WHAT TO PRODUCE: Your task is to transcribe the data in full.

[Data entries]
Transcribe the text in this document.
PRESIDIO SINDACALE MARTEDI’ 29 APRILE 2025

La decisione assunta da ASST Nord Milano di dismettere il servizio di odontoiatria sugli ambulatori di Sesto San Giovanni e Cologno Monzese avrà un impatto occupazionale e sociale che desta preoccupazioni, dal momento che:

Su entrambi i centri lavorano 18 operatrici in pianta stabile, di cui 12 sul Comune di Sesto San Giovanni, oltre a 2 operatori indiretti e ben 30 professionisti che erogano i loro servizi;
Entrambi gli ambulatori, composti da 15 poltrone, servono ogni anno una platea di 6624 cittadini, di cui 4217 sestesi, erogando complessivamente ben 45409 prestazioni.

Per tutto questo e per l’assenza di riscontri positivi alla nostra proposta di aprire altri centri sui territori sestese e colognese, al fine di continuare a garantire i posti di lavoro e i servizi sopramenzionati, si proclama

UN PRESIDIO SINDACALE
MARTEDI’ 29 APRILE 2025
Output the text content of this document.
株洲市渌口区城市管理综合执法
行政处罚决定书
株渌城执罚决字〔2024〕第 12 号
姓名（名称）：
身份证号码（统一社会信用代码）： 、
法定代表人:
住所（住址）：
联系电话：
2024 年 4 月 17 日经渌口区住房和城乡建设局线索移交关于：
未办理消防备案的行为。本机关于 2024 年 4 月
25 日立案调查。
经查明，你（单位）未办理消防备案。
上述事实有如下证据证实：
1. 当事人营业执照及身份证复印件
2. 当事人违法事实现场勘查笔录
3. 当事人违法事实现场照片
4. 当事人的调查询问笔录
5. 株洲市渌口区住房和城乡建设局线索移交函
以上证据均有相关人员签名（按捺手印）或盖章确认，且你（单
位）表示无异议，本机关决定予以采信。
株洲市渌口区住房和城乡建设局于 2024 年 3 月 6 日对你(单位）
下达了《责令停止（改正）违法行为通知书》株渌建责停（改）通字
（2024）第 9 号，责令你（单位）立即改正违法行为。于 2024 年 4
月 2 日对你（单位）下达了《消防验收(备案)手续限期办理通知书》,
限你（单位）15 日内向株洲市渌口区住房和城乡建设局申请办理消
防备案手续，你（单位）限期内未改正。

CORRECT RESPONSE:
Transcribe the text in this document.
PRESIDIO SINDACALE MARTEDI’ 29 APRILE 2025

La decisione assunta da ASST Nord Milano di dismettere il servizio di odontoiatria sugli ambulatori di Sesto San Giovanni e Cologno Monzese avrà un impatto occupazionale e sociale che desta preoccupazioni, dal momento che:

Su entrambi i centri lavorano 18 operatrici in pianta stabile, di cui 12 sul Comune di Sesto San Giovanni, oltre a 2 operatori indiretti e ben 30 professionisti che erogano i loro servizi;
Entrambi gli ambulatori, composti da 15 poltrone, servono ogni anno una platea di 6624 cittadini, di cui 4217 sestesi, erogando complessivamente ben 45409 prestazioni.

Per tutto questo e per l’assenza di riscontri positivi alla nostra proposta di aprire altri centri sui territori sestese e colognese, al fine di continuare a garantire i posti di lavoro e i servizi sopramenzionati, si proclama

UN PRESIDIO SINDACALE
MARTEDI’ 29 APRILE 2025
Output the text content of this document.
株洲市渌口区城市管理综合执法
行政处罚决定书
株渌城执罚决字〔2024〕第 12 号
姓名（名称）：
身份证号码（统一社会信用代码）： 、
法定代表人:
住所（住址）：
联系电话：
2024 年 4 月 17 日经渌口区住房和城乡建设局线索移交关于：
未办理消防备案的行为。本机关于 2024 年 4 月
25 日立案调查。
经查明，你（单位）未办理消防备案。
上述事实有如下证据证实：
1. 当事人营业执照及身份证复印件
2. 当事人违法事实现场勘查笔录
3. 当事人违法事实现场照片
4. 当事人的调查询问笔录
5. 株洲市渌口区住房和城乡建设局线索移交函
以上证据均有相关人员签名（按捺手印）或盖章确认，且你（单
位）表示无异议，本机关决定予以采信。
株洲市渌口区住房和城乡建设局于 2024 年 3 月 6 日对你(单位）
下达了《责令停止（改正）违法行为通知书》株渌建责停（改）通字
（2024）第 9 号，责令你（单位）立即改正违法行为。于 2024 年 4
月 2 日对你（单位）下达了《消防验收(备案)手续限期办理通知书》,
限你（单位）15 日内向株洲市渌口区住房和城乡建设局申请办理消
防备案手续，你（单位）限期内未改正。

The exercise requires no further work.